_TASK DESCRIPTION_
Can all of these lines be returned exactly?

_DATASET RECORDS_
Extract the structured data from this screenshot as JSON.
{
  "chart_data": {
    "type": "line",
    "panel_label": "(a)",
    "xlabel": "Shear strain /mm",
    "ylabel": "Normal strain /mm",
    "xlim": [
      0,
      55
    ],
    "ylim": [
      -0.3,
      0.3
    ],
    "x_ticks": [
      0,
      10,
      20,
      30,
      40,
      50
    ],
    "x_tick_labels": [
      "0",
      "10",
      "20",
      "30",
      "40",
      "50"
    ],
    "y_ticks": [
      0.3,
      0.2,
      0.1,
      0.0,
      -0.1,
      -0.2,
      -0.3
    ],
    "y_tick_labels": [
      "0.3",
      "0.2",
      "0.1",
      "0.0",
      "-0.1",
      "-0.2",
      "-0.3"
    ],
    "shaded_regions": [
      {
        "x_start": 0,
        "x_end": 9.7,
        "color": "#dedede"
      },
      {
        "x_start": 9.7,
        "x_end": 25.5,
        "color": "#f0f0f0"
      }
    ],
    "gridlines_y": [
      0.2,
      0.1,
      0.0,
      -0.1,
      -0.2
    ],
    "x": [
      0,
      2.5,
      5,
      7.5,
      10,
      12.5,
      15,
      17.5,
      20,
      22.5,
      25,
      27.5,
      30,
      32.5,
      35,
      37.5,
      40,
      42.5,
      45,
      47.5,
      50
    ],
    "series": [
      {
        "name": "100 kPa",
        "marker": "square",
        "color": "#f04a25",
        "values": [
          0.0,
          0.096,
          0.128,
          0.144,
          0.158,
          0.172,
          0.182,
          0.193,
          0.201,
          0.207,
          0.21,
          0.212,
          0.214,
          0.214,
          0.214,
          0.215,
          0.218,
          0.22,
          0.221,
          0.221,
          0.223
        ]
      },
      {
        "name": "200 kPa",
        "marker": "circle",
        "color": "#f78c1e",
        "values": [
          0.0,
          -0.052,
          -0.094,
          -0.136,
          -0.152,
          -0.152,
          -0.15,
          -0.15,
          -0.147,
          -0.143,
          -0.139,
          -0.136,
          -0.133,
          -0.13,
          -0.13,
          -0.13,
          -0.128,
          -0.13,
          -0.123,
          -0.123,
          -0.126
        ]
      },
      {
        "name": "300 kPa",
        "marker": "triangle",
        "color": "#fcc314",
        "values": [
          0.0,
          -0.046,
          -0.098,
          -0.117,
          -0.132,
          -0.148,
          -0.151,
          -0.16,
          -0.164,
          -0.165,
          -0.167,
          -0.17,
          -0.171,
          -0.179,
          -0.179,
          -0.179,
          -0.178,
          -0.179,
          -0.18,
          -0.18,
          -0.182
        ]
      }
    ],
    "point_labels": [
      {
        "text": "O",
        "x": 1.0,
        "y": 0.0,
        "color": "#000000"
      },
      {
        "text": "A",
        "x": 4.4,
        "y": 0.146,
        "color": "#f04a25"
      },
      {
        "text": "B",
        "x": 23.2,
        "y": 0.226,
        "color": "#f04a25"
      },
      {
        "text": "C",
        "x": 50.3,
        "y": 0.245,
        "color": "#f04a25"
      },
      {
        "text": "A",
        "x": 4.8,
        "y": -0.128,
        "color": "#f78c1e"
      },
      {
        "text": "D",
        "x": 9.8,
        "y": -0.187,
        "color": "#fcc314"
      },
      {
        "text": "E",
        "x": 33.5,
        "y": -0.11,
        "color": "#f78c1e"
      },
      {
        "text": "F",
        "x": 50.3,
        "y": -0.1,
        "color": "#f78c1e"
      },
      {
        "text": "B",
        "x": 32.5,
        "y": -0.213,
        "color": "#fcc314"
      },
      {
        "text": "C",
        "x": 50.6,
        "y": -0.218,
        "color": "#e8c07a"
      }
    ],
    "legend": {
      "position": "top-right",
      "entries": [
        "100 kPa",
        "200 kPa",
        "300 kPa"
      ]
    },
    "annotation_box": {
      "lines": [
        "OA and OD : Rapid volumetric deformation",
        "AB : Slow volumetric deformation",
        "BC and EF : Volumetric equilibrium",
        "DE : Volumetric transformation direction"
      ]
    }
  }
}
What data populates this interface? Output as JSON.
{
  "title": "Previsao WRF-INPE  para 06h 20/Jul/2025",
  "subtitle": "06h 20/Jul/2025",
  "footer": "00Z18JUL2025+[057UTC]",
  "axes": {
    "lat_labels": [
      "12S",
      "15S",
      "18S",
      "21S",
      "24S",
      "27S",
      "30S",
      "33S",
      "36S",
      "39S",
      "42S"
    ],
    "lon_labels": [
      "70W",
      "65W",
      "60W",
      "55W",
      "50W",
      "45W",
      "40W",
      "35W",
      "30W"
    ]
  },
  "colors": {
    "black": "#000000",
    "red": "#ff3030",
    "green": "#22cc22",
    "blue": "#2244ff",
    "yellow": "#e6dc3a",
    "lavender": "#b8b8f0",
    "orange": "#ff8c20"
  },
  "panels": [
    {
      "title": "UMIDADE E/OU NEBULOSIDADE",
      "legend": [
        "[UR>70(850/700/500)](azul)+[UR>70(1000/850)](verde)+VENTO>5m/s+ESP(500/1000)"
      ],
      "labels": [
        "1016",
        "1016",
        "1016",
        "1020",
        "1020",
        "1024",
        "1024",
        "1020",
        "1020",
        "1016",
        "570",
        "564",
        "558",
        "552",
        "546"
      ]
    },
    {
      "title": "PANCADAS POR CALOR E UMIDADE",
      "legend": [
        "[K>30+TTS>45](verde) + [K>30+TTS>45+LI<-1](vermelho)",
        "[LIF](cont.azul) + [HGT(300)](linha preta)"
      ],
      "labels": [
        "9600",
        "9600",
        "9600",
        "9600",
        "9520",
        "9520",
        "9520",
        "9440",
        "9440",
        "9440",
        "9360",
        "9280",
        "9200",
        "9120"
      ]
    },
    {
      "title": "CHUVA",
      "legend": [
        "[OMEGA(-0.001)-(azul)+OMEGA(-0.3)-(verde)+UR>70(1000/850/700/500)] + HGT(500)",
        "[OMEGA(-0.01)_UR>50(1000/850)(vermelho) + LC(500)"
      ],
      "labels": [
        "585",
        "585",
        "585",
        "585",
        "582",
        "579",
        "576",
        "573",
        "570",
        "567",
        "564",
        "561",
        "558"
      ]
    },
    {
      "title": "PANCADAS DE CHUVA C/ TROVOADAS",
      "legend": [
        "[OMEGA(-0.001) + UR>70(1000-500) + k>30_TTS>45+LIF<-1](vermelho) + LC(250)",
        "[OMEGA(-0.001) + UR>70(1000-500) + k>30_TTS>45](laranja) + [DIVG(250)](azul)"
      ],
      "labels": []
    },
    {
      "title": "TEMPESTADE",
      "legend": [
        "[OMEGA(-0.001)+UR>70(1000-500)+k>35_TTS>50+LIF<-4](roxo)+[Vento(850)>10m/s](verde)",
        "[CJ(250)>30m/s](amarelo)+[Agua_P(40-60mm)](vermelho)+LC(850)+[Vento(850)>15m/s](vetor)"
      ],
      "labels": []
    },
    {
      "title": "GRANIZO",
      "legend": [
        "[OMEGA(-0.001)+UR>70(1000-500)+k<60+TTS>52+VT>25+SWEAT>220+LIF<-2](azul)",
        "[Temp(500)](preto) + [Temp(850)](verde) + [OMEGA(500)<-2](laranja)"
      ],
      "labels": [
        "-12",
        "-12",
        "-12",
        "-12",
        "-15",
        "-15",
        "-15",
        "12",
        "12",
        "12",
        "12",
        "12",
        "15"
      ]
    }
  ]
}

_RESULT_
Extract the structured data from this screenshot as JSON.
{
  "chart_data": {
    "type": "line",
    "panel_label": "(a)",
    "xlabel": "Shear strain /mm",
    "ylabel": "Normal strain /mm",
    "xlim": [
      0,
      55
    ],
    "ylim": [
      -0.3,
      0.3
    ],
    "x_ticks": [
      0,
      10,
      20,
      30,
      40,
      50
    ],
    "x_tick_labels": [
      "0",
      "10",
      "20",
      "30",
      "40",
      "50"
    ],
    "y_ticks": [
      0.3,
      0.2,
      0.1,
      0.0,
      -0.1,
      -0.2,
      -0.3
    ],
    "y_tick_labels": [
      "0.3",
      "0.2",
      "0.1",
      "0.0",
      "-0.1",
      "-0.2",
      "-0.3"
    ],
    "shaded_regions": [
      {
        "x_start": 0,
        "x_end": 9.7,
        "color": "#dedede"
      },
      {
        "x_start": 9.7,
        "x_end": 25.5,
        "color": "#f0f0f0"
      }
    ],
    "gridlines_y": [
      0.2,
      0.1,
      0.0,
      -0.1,
      -0.2
    ],
    "x": [
      0,
      2.5,
      5,
      7.5,
      10,
      12.5,
      15,
      17.5,
      20,
      22.5,
      25,
      27.5,
      30,
      32.5,
      35,
      37.5,
      40,
      42.5,
      45,
      47.5,
      50
    ],
    "series": [
      {
        "name": "100 kPa",
        "marker": "square",
        "color": "#f04a25",
        "values": [
          0.0,
          0.096,
          0.128,
          0.144,
          0.158,
          0.172,
          0.182,
          0.193,
          0.201,
          0.207,
          0.21,
          0.212,
          0.214,
          0.214,
          0.214,
          0.215,
          0.218,
          0.22,
          0.221,
          0.221,
          0.223
        ]
      },
      {
        "name": "200 kPa",
        "marker": "circle",
        "color": "#f78c1e",
        "values": [
          0.0,
          -0.052,
          -0.094,
          -0.136,
          -0.152,
          -0.152,
          -0.15,
          -0.15,
          -0.147,
          -0.143,
          -0.139,
          -0.136,
          -0.133,
          -0.13,
          -0.13,
          -0.13,
          -0.128,
          -0.13,
          -0.123,
          -0.123,
          -0.126
        ]
      },
      {
        "name": "300 kPa",
        "marker": "triangle",
        "color": "#fcc314",
        "values": [
          0.0,
          -0.046,
          -0.098,
          -0.117,
          -0.132,
          -0.148,
          -0.151,
          -0.16,
          -0.164,
          -0.165,
          -0.167,
          -0.17,
          -0.171,
          -0.179,
          -0.179,
          -0.179,
          -0.178,
          -0.179,
          -0.18,
          -0.18,
          -0.182
        ]
      }
    ],
    "point_labels": [
      {
        "text": "O",
        "x": 1.0,
        "y": 0.0,
        "color": "#000000"
      },
      {
        "text": "A",
        "x": 4.4,
        "y": 0.146,
        "color": "#f04a25"
      },
      {
        "text": "B",
        "x": 23.2,
        "y": 0.226,
        "color": "#f04a25"
      },
      {
        "text": "C",
        "x": 50.3,
        "y": 0.245,
        "color": "#f04a25"
      },
      {
        "text": "A",
        "x": 4.8,
        "y": -0.128,
        "color": "#f78c1e"
      },
      {
        "text": "D",
        "x": 9.8,
        "y": -0.187,
        "color": "#fcc314"
      },
      {
        "text": "E",
        "x": 33.5,
        "y": -0.11,
        "color": "#f78c1e"
      },
      {
        "text": "F",
        "x": 50.3,
        "y": -0.1,
        "color": "#f78c1e"
      },
      {
        "text": "B",
        "x": 32.5,
        "y": -0.213,
        "color": "#fcc314"
      },
      {
        "text": "C",
        "x": 50.6,
        "y": -0.218,
        "color": "#e8c07a"
      }
    ],
    "legend": {
      "position": "top-right",
      "entries": [
        "100 kPa",
        "200 kPa",
        "300 kPa"
      ]
    },
    "annotation_box": {
      "lines": [
        "OA and OD : Rapid volumetric deformation",
        "AB : Slow volumetric deformation",
        "BC and EF : Volumetric equilibrium",
        "DE : Volumetric transformation direction"
      ]
    }
  }
}
What data populates this interface? Output as JSON.
{
  "title": "Previsao WRF-INPE  para 06h 20/Jul/2025",
  "subtitle": "06h 20/Jul/2025",
  "footer": "00Z18JUL2025+[057UTC]",
  "axes": {
    "lat_labels": [
      "12S",
      "15S",
      "18S",
      "21S",
      "24S",
      "27S",
      "30S",
      "33S",
      "36S",
      "39S",
      "42S"
    ],
    "lon_labels": [
      "70W",
      "65W",
      "60W",
      "55W",
      "50W",
      "45W",
      "40W",
      "35W",
      "30W"
    ]
  },
  "colors": {
    "black": "#000000",
    "red": "#ff3030",
    "green": "#22cc22",
    "blue": "#2244ff",
    "yellow": "#e6dc3a",
    "lavender": "#b8b8f0",
    "orange": "#ff8c20"
  },
  "panels": [
    {
      "title": "UMIDADE E/OU NEBULOSIDADE",
      "legend": [
        "[UR>70(850/700/500)](azul)+[UR>70(1000/850)](verde)+VENTO>5m/s+ESP(500/1000)"
      ],
      "labels": [
        "1016",
        "1016",
        "1016",
        "1020",
        "1020",
        "1024",
        "1024",
        "1020",
        "1020",
        "1016",
        "570",
        "564",
        "558",
        "552",
        "546"
      ]
    },
    {
      "title": "PANCADAS POR CALOR E UMIDADE",
      "legend": [
        "[K>30+TTS>45](verde) + [K>30+TTS>45+LI<-1](vermelho)",
        "[LIF](cont.azul) + [HGT(300)](linha preta)"
      ],
      "labels": [
        "9600",
        "9600",
        "9600",
        "9600",
        "9520",
        "9520",
        "9520",
        "9440",
        "9440",
        "9440",
        "9360",
        "9280",
        "9200",
        "9120"
      ]
    },
    {
      "title": "CHUVA",
      "legend": [
        "[OMEGA(-0.001)-(azul)+OMEGA(-0.3)-(verde)+UR>70(1000/850/700/500)] + HGT(500)",
        "[OMEGA(-0.01)_UR>50(1000/850)(vermelho) + LC(500)"
      ],
      "labels": [
        "585",
        "585",
        "585",
        "585",
        "582",
        "579",
        "576",
        "573",
        "570",
        "567",
        "564",
        "561",
        "558"
      ]
    },
    {
      "title": "PANCADAS DE CHUVA C/ TROVOADAS",
      "legend": [
        "[OMEGA(-0.001) + UR>70(1000-500) + k>30_TTS>45+LIF<-1](vermelho) + LC(250)",
        "[OMEGA(-0.001) + UR>70(1000-500) + k>30_TTS>45](laranja) + [DIVG(250)](azul)"
      ],
      "labels": []
    },
    {
      "title": "TEMPESTADE",
      "legend": [
        "[OMEGA(-0.001)+UR>70(1000-500)+k>35_TTS>50+LIF<-4](roxo)+[Vento(850)>10m/s](verde)",
        "[CJ(250)>30m/s](amarelo)+[Agua_P(40-60mm)](vermelho)+LC(850)+[Vento(850)>15m/s](vetor)"
      ],
      "labels": []
    },
    {
      "title": "GRANIZO",
      "legend": [
        "[OMEGA(-0.001)+UR>70(1000-500)+k<60+TTS>52+VT>25+SWEAT>220+LIF<-2](azul)",
        "[Temp(500)](preto) + [Temp(850)](verde) + [OMEGA(500)<-2](laranja)"
      ],
      "labels": [
        "-12",
        "-12",
        "-12",
        "-12",
        "-15",
        "-15",
        "-15",
        "12",
        "12",
        "12",
        "12",
        "12",
        "15"
      ]
    }
  ]
}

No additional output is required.